Of the lines in these entries, how many contain the string "mean"? Give the number and nothing else.

-- start Task material --

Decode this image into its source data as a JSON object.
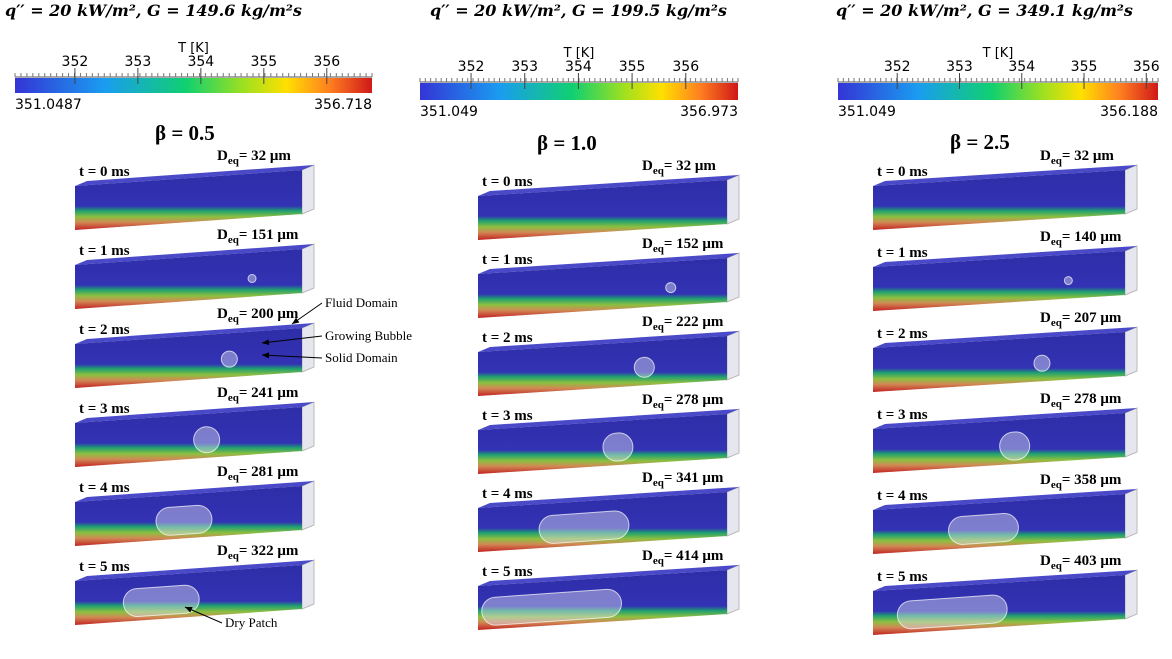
{
  "panels": [
    {
      "header": "q′′ = 20 kW/m², G = 149.6 kg/m²s",
      "colorbar": {
        "title": "T [K]",
        "min": 351.0487,
        "max": 356.718,
        "ticks": [
          352,
          353,
          354,
          355,
          356
        ]
      },
      "beta": "β = 0.5",
      "rows": [
        {
          "time": "t = 0 ms",
          "deq": {
            "base": "D",
            "sub": "eq",
            "value": "= 32 μm"
          }
        },
        {
          "time": "t = 1 ms",
          "deq": {
            "base": "D",
            "sub": "eq",
            "value": "= 151 μm"
          }
        },
        {
          "time": "t = 2 ms",
          "deq": {
            "base": "D",
            "sub": "eq",
            "value": "= 200 μm"
          }
        },
        {
          "time": "t = 3 ms",
          "deq": {
            "base": "D",
            "sub": "eq",
            "value": "= 241 μm"
          }
        },
        {
          "time": "t = 4 ms",
          "deq": {
            "base": "D",
            "sub": "eq",
            "value": "= 281 μm"
          }
        },
        {
          "time": "t = 5 ms",
          "deq": {
            "base": "D",
            "sub": "eq",
            "value": "= 322 μm"
          }
        }
      ]
    },
    {
      "header": "q′′ = 20 kW/m², G = 199.5 kg/m²s",
      "colorbar": {
        "title": "T [K]",
        "min": 351.049,
        "max": 356.973,
        "ticks": [
          352,
          353,
          354,
          355,
          356
        ]
      },
      "beta": "β = 1.0",
      "rows": [
        {
          "time": "t = 0 ms",
          "deq": {
            "base": "D",
            "sub": "eq",
            "value": "= 32 μm"
          }
        },
        {
          "time": "t = 1 ms",
          "deq": {
            "base": "D",
            "sub": "eq",
            "value": "= 152 μm"
          }
        },
        {
          "time": "t = 2 ms",
          "deq": {
            "base": "D",
            "sub": "eq",
            "value": "= 222 μm"
          }
        },
        {
          "time": "t = 3 ms",
          "deq": {
            "base": "D",
            "sub": "eq",
            "value": "= 278 μm"
          }
        },
        {
          "time": "t = 4 ms",
          "deq": {
            "base": "D",
            "sub": "eq",
            "value": "= 341 μm"
          }
        },
        {
          "time": "t = 5 ms",
          "deq": {
            "base": "D",
            "sub": "eq",
            "value": "= 414 μm"
          }
        }
      ]
    },
    {
      "header": "q′′ = 20 kW/m², G = 349.1 kg/m²s",
      "colorbar": {
        "title": "T [K]",
        "min": 351.049,
        "max": 356.188,
        "ticks": [
          352,
          353,
          354,
          355,
          356
        ]
      },
      "beta": "β = 2.5",
      "rows": [
        {
          "time": "t = 0 ms",
          "deq": {
            "base": "D",
            "sub": "eq",
            "value": "= 32 μm"
          }
        },
        {
          "time": "t = 1 ms",
          "deq": {
            "base": "D",
            "sub": "eq",
            "value": "= 140 μm"
          }
        },
        {
          "time": "t = 2 ms",
          "deq": {
            "base": "D",
            "sub": "eq",
            "value": "= 207 μm"
          }
        },
        {
          "time": "t = 3 ms",
          "deq": {
            "base": "D",
            "sub": "eq",
            "value": "= 278 μm"
          }
        },
        {
          "time": "t = 4 ms",
          "deq": {
            "base": "D",
            "sub": "eq",
            "value": "= 358 μm"
          }
        },
        {
          "time": "t = 5 ms",
          "deq": {
            "base": "D",
            "sub": "eq",
            "value": "= 403 μm"
          }
        }
      ]
    }
  ],
  "annotations": {
    "fluid_domain": "Fluid Domain",
    "growing_bubble": "Growing Bubble",
    "solid_domain": "Solid Domain",
    "dry_patch": "Dry Patch"
  }
}
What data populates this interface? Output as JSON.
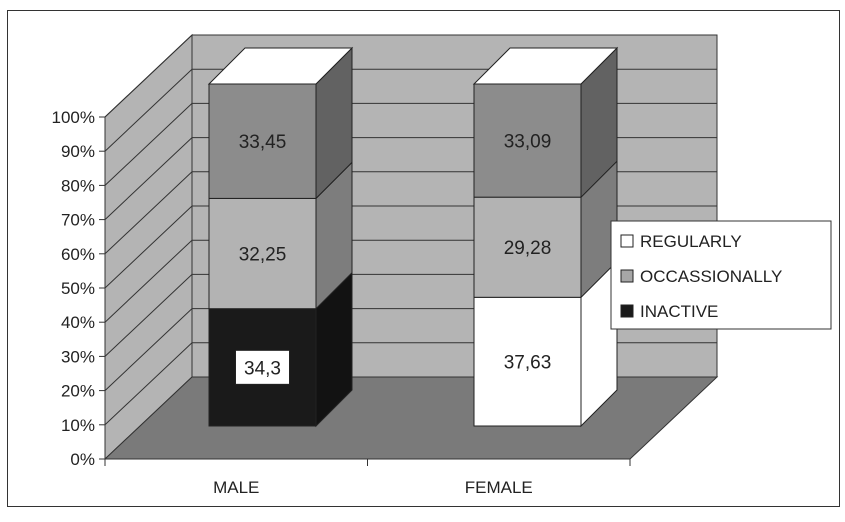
{
  "chart_data": {
    "type": "bar",
    "subtype": "stacked-100-3d",
    "categories": [
      "MALE",
      "FEMALE"
    ],
    "series": [
      {
        "name": "INACTIVE",
        "color": "#1a1a1a",
        "values": [
          34.3,
          0
        ]
      },
      {
        "name": "REGULARLY",
        "color": "#ffffff",
        "values": [
          0,
          37.63
        ]
      },
      {
        "name": "OCCASSIONALLY",
        "color": "#b3b3b3",
        "values": [
          32.25,
          29.28
        ]
      },
      {
        "name": "",
        "color": "#8c8c8c",
        "values": [
          33.45,
          33.09
        ]
      }
    ],
    "data_labels": {
      "MALE": [
        "34,3",
        "32,25",
        "33,45"
      ],
      "FEMALE": [
        "37,63",
        "29,28",
        "33,09"
      ]
    },
    "y_ticks": [
      "0%",
      "10%",
      "20%",
      "30%",
      "40%",
      "50%",
      "60%",
      "70%",
      "80%",
      "90%",
      "100%"
    ],
    "ylim": [
      0,
      100
    ],
    "grid": true,
    "legend": {
      "placement": "right",
      "entries": [
        {
          "label": "REGULARLY",
          "color": "#ffffff"
        },
        {
          "label": "OCCASSIONALLY",
          "color": "#a6a6a6"
        },
        {
          "label": "INACTIVE",
          "color": "#1a1a1a"
        }
      ]
    },
    "title": "",
    "xlabel": "",
    "ylabel": ""
  }
}
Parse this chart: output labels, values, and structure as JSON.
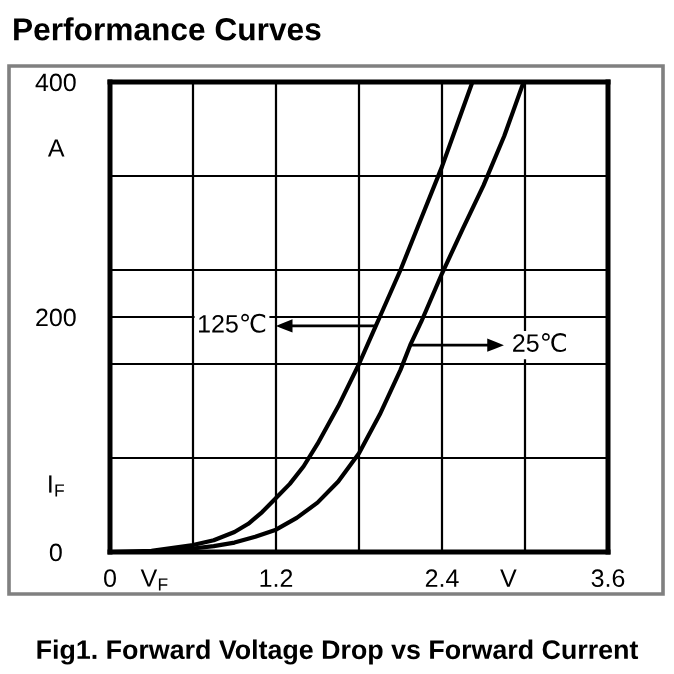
{
  "chart_data": {
    "type": "line",
    "title": "Performance Curves",
    "xlabel": "V$_{F}$",
    "ylabel": "I$_{F}$",
    "annotations": [
      "125℃",
      "25℃",
      "A",
      "V",
      "Fig1. Forward Voltage Drop vs Forward Current"
    ],
    "series": [
      {
        "color": "#000000",
        "x": [
          0,
          0.3,
          0.6,
          0.75,
          0.9,
          1.0,
          1.1,
          1.2,
          1.3,
          1.4,
          1.5,
          1.65,
          1.8,
          1.92,
          1.95,
          2.1,
          2.25,
          2.4,
          2.51,
          2.62
        ],
        "values": [
          0,
          1,
          6,
          10,
          17,
          24,
          34,
          46,
          58,
          73,
          92,
          124,
          160,
          192,
          200,
          240,
          284,
          328,
          364,
          400
        ]
      },
      {
        "color": "#000000",
        "x": [
          0,
          0.3,
          0.6,
          0.75,
          0.9,
          1.05,
          1.2,
          1.35,
          1.5,
          1.65,
          1.8,
          1.95,
          2.1,
          2.17,
          2.25,
          2.4,
          2.55,
          2.7,
          2.85,
          2.99
        ],
        "values": [
          0,
          0,
          3,
          5,
          8,
          13,
          19,
          29,
          42,
          60,
          84,
          117,
          155,
          176,
          196,
          237,
          275,
          312,
          354,
          400
        ]
      }
    ],
    "xlim": [
      0,
      3.6
    ],
    "ylim": [
      0,
      400
    ],
    "xticks": [
      0,
      {
        "value": 0.6,
        "label": null
      },
      1.2,
      {
        "value": 1.8,
        "label": null
      },
      2.4,
      {
        "value": 3.0,
        "label": null
      },
      3.6
    ],
    "yticks": [
      0,
      {
        "value": 80,
        "label": null
      },
      {
        "value": 160,
        "label": null
      },
      200,
      {
        "value": 240,
        "label": null
      },
      {
        "value": 320,
        "label": null
      },
      400
    ],
    "grid": true
  }
}
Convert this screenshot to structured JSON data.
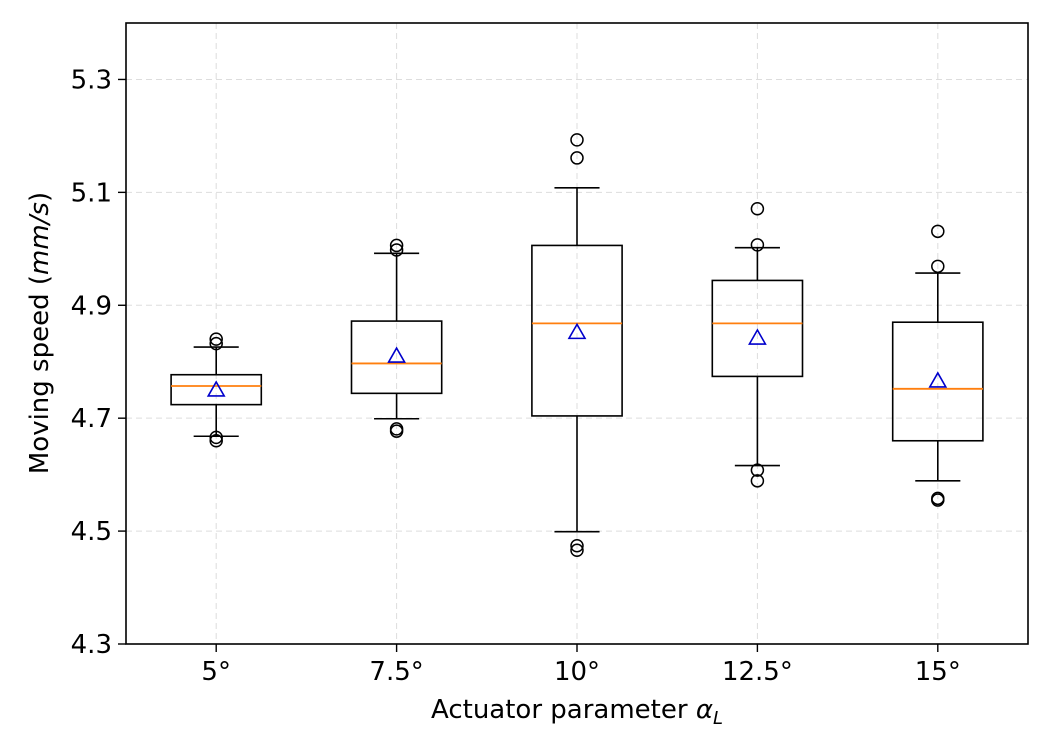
{
  "chart_data": {
    "type": "box",
    "xlabel": "Actuator parameter",
    "xlabel_symbol": "α",
    "xlabel_subscript": "L",
    "ylabel": "Moving speed (",
    "ylabel_unit": "mm/s",
    "ylabel_close": ")",
    "ylim": [
      4.3,
      5.4
    ],
    "yticks": [
      "4.3",
      "4.5",
      "4.7",
      "4.9",
      "5.1",
      "5.3"
    ],
    "grid": true,
    "boxes": [
      {
        "category": "5°",
        "whisker_low": 4.668,
        "q1": 4.724,
        "median": 4.757,
        "q3": 4.777,
        "whisker_high": 4.826,
        "mean": 4.75,
        "fliers": [
          4.66,
          4.666,
          4.832,
          4.84
        ]
      },
      {
        "category": "7.5°",
        "whisker_low": 4.699,
        "q1": 4.744,
        "median": 4.797,
        "q3": 4.872,
        "whisker_high": 4.992,
        "mean": 4.81,
        "fliers": [
          4.677,
          4.681,
          4.998,
          5.006
        ]
      },
      {
        "category": "10°",
        "whisker_low": 4.499,
        "q1": 4.704,
        "median": 4.868,
        "q3": 5.006,
        "whisker_high": 5.108,
        "mean": 4.852,
        "fliers": [
          4.466,
          4.474,
          5.161,
          5.193
        ]
      },
      {
        "category": "12.5°",
        "whisker_low": 4.616,
        "q1": 4.774,
        "median": 4.868,
        "q3": 4.944,
        "whisker_high": 5.002,
        "mean": 4.842,
        "fliers": [
          4.589,
          4.608,
          5.007,
          5.071
        ]
      },
      {
        "category": "15°",
        "whisker_low": 4.589,
        "q1": 4.66,
        "median": 4.752,
        "q3": 4.87,
        "whisker_high": 4.957,
        "mean": 4.766,
        "fliers": [
          4.555,
          4.558,
          4.969,
          5.031
        ]
      }
    ],
    "colors": {
      "box": "#000000",
      "median": "#ff7f0e",
      "mean": "#0000cc",
      "grid": "#dddddd"
    }
  }
}
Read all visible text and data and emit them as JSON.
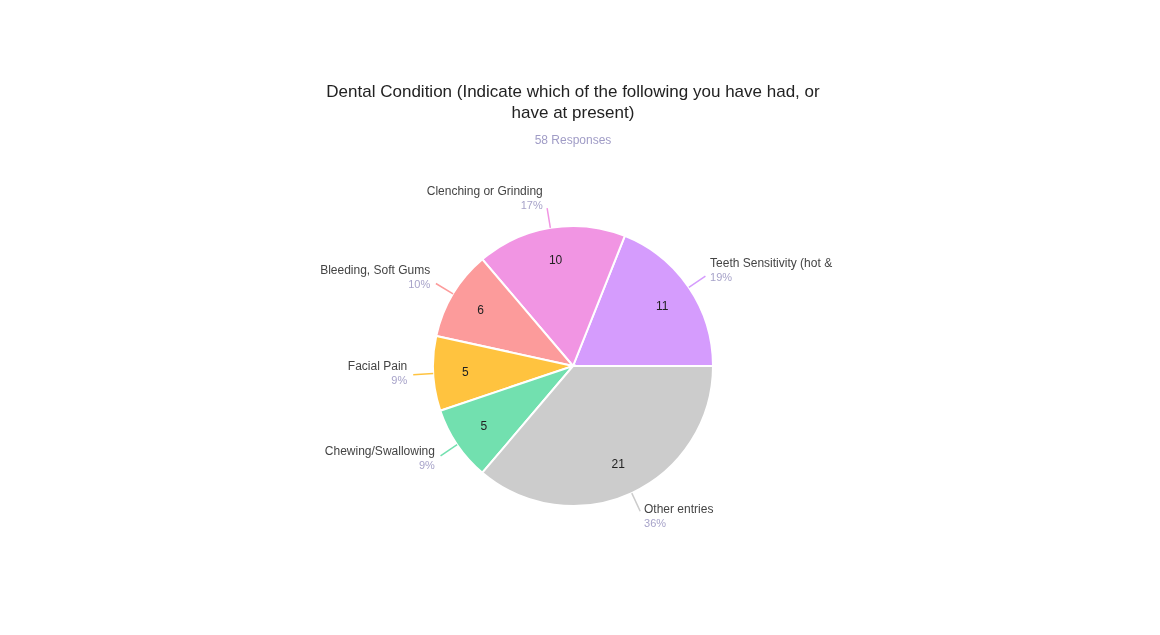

-- end Task material --

Exercise solution —
6